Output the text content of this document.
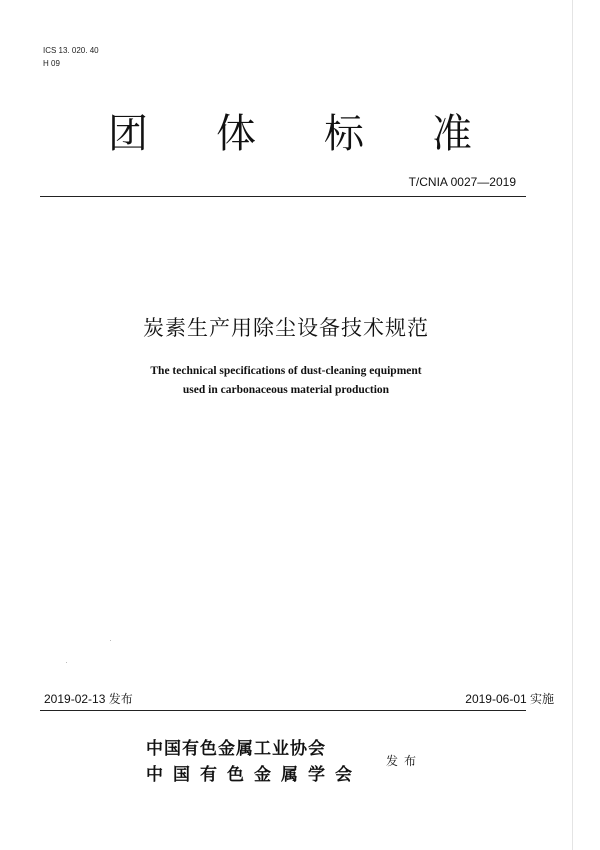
ICS 13. 020. 40
H 09
团体标准
T/CNIA 0027—2019
炭素生产用除尘设备技术规范
The technical specifications of dust-cleaning equipment
used in carbonaceous material production
2019-02-13 发布	2019-06-01 实施
中国有色金属工业协会
中国有色金属学会
发布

### GIVEN EXERCISE
Without the pictures, print the records in full, exactly as they appear.

### COMPLETE RESPONSE
Output the text content of this document.
ICS 13. 020. 40
H 09
团体标准
T/CNIA 0027—2019
炭素生产用除尘设备技术规范
The technical specifications of dust-cleaning equipment
used in carbonaceous material production
2019-02-13 发布	2019-06-01 实施
中国有色金属工业协会
中国有色金属学会
发布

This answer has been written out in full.